# [Exercise data]
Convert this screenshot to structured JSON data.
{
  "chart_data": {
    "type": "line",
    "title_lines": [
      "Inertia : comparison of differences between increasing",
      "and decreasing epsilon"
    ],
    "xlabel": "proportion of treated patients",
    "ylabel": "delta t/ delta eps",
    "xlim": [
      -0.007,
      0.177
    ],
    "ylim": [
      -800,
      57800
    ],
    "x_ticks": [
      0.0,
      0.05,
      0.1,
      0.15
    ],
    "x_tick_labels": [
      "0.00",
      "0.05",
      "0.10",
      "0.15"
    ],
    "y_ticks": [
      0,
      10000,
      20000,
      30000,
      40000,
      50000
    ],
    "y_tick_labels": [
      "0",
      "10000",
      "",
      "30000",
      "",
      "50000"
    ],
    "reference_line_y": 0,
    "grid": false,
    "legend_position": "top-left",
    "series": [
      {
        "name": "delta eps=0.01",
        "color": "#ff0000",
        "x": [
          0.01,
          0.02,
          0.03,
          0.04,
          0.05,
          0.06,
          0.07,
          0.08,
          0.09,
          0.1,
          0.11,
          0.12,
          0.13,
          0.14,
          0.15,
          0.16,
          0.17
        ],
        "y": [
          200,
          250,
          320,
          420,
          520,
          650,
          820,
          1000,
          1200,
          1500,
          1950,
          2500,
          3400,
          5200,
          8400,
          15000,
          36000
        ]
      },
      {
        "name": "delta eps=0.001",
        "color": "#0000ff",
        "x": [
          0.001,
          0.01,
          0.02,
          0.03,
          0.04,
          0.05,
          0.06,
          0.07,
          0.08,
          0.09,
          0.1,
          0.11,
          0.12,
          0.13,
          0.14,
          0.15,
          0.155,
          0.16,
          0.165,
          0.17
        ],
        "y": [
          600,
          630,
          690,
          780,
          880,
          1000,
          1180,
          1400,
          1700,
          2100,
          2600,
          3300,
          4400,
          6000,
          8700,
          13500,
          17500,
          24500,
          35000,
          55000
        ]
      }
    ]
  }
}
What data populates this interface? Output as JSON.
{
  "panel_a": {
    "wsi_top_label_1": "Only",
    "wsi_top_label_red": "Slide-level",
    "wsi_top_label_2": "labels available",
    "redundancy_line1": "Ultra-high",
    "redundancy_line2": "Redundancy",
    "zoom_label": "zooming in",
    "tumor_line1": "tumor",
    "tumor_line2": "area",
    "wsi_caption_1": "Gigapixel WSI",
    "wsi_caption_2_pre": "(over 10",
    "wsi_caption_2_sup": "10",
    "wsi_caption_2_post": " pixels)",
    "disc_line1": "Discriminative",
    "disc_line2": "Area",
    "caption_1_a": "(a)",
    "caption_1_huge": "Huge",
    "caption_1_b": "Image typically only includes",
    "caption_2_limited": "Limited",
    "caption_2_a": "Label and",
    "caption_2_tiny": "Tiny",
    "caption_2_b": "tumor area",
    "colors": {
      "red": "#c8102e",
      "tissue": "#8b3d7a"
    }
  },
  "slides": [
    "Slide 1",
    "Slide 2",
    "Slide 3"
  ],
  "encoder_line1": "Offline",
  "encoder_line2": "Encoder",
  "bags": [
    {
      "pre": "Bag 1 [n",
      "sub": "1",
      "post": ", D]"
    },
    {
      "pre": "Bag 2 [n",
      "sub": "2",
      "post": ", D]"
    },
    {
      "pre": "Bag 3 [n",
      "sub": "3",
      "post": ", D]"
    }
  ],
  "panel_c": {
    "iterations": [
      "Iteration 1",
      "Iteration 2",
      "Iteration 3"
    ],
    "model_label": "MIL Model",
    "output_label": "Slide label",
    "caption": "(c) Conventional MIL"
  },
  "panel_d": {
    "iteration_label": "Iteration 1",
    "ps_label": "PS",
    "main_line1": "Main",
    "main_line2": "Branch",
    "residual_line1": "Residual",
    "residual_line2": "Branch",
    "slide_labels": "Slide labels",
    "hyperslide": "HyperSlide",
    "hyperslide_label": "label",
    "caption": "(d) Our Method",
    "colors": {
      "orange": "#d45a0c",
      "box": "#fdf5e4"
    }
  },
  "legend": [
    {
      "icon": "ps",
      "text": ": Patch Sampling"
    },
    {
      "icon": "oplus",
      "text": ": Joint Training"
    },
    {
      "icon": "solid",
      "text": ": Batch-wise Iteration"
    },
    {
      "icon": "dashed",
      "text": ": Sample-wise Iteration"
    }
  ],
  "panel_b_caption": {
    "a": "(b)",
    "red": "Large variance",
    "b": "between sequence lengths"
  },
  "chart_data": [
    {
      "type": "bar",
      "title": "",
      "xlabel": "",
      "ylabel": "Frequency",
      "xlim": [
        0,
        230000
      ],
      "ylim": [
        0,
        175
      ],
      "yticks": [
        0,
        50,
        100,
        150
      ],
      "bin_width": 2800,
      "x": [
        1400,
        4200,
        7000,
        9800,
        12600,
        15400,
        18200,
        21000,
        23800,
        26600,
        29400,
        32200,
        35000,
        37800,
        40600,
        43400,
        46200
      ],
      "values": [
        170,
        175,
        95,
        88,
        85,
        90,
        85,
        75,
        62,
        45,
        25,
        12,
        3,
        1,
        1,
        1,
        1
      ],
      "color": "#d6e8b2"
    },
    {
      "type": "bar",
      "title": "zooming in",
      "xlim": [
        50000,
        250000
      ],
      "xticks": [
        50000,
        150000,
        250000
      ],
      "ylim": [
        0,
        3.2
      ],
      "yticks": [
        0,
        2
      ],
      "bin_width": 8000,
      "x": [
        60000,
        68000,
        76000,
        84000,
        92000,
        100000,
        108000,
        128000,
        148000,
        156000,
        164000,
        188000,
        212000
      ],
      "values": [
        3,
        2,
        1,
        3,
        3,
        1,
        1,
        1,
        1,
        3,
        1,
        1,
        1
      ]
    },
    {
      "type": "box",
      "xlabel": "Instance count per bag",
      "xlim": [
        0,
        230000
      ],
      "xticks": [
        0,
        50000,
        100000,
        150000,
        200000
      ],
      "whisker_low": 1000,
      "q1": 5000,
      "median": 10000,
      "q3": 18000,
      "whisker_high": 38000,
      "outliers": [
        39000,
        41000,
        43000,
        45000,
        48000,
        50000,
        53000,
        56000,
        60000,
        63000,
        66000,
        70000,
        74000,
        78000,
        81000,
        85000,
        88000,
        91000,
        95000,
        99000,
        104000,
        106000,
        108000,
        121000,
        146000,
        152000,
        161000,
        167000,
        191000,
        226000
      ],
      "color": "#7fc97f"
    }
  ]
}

# [Exercise brief]
Retype each line above with no alterations.

# [Result of this task]
Convert this screenshot to structured JSON data.
{
  "chart_data": {
    "type": "line",
    "title_lines": [
      "Inertia : comparison of differences between increasing",
      "and decreasing epsilon"
    ],
    "xlabel": "proportion of treated patients",
    "ylabel": "delta t/ delta eps",
    "xlim": [
      -0.007,
      0.177
    ],
    "ylim": [
      -800,
      57800
    ],
    "x_ticks": [
      0.0,
      0.05,
      0.1,
      0.15
    ],
    "x_tick_labels": [
      "0.00",
      "0.05",
      "0.10",
      "0.15"
    ],
    "y_ticks": [
      0,
      10000,
      20000,
      30000,
      40000,
      50000
    ],
    "y_tick_labels": [
      "0",
      "10000",
      "",
      "30000",
      "",
      "50000"
    ],
    "reference_line_y": 0,
    "grid": false,
    "legend_position": "top-left",
    "series": [
      {
        "name": "delta eps=0.01",
        "color": "#ff0000",
        "x": [
          0.01,
          0.02,
          0.03,
          0.04,
          0.05,
          0.06,
          0.07,
          0.08,
          0.09,
          0.1,
          0.11,
          0.12,
          0.13,
          0.14,
          0.15,
          0.16,
          0.17
        ],
        "y": [
          200,
          250,
          320,
          420,
          520,
          650,
          820,
          1000,
          1200,
          1500,
          1950,
          2500,
          3400,
          5200,
          8400,
          15000,
          36000
        ]
      },
      {
        "name": "delta eps=0.001",
        "color": "#0000ff",
        "x": [
          0.001,
          0.01,
          0.02,
          0.03,
          0.04,
          0.05,
          0.06,
          0.07,
          0.08,
          0.09,
          0.1,
          0.11,
          0.12,
          0.13,
          0.14,
          0.15,
          0.155,
          0.16,
          0.165,
          0.17
        ],
        "y": [
          600,
          630,
          690,
          780,
          880,
          1000,
          1180,
          1400,
          1700,
          2100,
          2600,
          3300,
          4400,
          6000,
          8700,
          13500,
          17500,
          24500,
          35000,
          55000
        ]
      }
    ]
  }
}
What data populates this interface? Output as JSON.
{
  "panel_a": {
    "wsi_top_label_1": "Only",
    "wsi_top_label_red": "Slide-level",
    "wsi_top_label_2": "labels available",
    "redundancy_line1": "Ultra-high",
    "redundancy_line2": "Redundancy",
    "zoom_label": "zooming in",
    "tumor_line1": "tumor",
    "tumor_line2": "area",
    "wsi_caption_1": "Gigapixel WSI",
    "wsi_caption_2_pre": "(over 10",
    "wsi_caption_2_sup": "10",
    "wsi_caption_2_post": " pixels)",
    "disc_line1": "Discriminative",
    "disc_line2": "Area",
    "caption_1_a": "(a)",
    "caption_1_huge": "Huge",
    "caption_1_b": "Image typically only includes",
    "caption_2_limited": "Limited",
    "caption_2_a": "Label and",
    "caption_2_tiny": "Tiny",
    "caption_2_b": "tumor area",
    "colors": {
      "red": "#c8102e",
      "tissue": "#8b3d7a"
    }
  },
  "slides": [
    "Slide 1",
    "Slide 2",
    "Slide 3"
  ],
  "encoder_line1": "Offline",
  "encoder_line2": "Encoder",
  "bags": [
    {
      "pre": "Bag 1 [n",
      "sub": "1",
      "post": ", D]"
    },
    {
      "pre": "Bag 2 [n",
      "sub": "2",
      "post": ", D]"
    },
    {
      "pre": "Bag 3 [n",
      "sub": "3",
      "post": ", D]"
    }
  ],
  "panel_c": {
    "iterations": [
      "Iteration 1",
      "Iteration 2",
      "Iteration 3"
    ],
    "model_label": "MIL Model",
    "output_label": "Slide label",
    "caption": "(c) Conventional MIL"
  },
  "panel_d": {
    "iteration_label": "Iteration 1",
    "ps_label": "PS",
    "main_line1": "Main",
    "main_line2": "Branch",
    "residual_line1": "Residual",
    "residual_line2": "Branch",
    "slide_labels": "Slide labels",
    "hyperslide": "HyperSlide",
    "hyperslide_label": "label",
    "caption": "(d) Our Method",
    "colors": {
      "orange": "#d45a0c",
      "box": "#fdf5e4"
    }
  },
  "legend": [
    {
      "icon": "ps",
      "text": ": Patch Sampling"
    },
    {
      "icon": "oplus",
      "text": ": Joint Training"
    },
    {
      "icon": "solid",
      "text": ": Batch-wise Iteration"
    },
    {
      "icon": "dashed",
      "text": ": Sample-wise Iteration"
    }
  ],
  "panel_b_caption": {
    "a": "(b)",
    "red": "Large variance",
    "b": "between sequence lengths"
  },
  "chart_data": [
    {
      "type": "bar",
      "title": "",
      "xlabel": "",
      "ylabel": "Frequency",
      "xlim": [
        0,
        230000
      ],
      "ylim": [
        0,
        175
      ],
      "yticks": [
        0,
        50,
        100,
        150
      ],
      "bin_width": 2800,
      "x": [
        1400,
        4200,
        7000,
        9800,
        12600,
        15400,
        18200,
        21000,
        23800,
        26600,
        29400,
        32200,
        35000,
        37800,
        40600,
        43400,
        46200
      ],
      "values": [
        170,
        175,
        95,
        88,
        85,
        90,
        85,
        75,
        62,
        45,
        25,
        12,
        3,
        1,
        1,
        1,
        1
      ],
      "color": "#d6e8b2"
    },
    {
      "type": "bar",
      "title": "zooming in",
      "xlim": [
        50000,
        250000
      ],
      "xticks": [
        50000,
        150000,
        250000
      ],
      "ylim": [
        0,
        3.2
      ],
      "yticks": [
        0,
        2
      ],
      "bin_width": 8000,
      "x": [
        60000,
        68000,
        76000,
        84000,
        92000,
        100000,
        108000,
        128000,
        148000,
        156000,
        164000,
        188000,
        212000
      ],
      "values": [
        3,
        2,
        1,
        3,
        3,
        1,
        1,
        1,
        1,
        3,
        1,
        1,
        1
      ]
    },
    {
      "type": "box",
      "xlabel": "Instance count per bag",
      "xlim": [
        0,
        230000
      ],
      "xticks": [
        0,
        50000,
        100000,
        150000,
        200000
      ],
      "whisker_low": 1000,
      "q1": 5000,
      "median": 10000,
      "q3": 18000,
      "whisker_high": 38000,
      "outliers": [
        39000,
        41000,
        43000,
        45000,
        48000,
        50000,
        53000,
        56000,
        60000,
        63000,
        66000,
        70000,
        74000,
        78000,
        81000,
        85000,
        88000,
        91000,
        95000,
        99000,
        104000,
        106000,
        108000,
        121000,
        146000,
        152000,
        161000,
        167000,
        191000,
        226000
      ],
      "color": "#7fc97f"
    }
  ]
}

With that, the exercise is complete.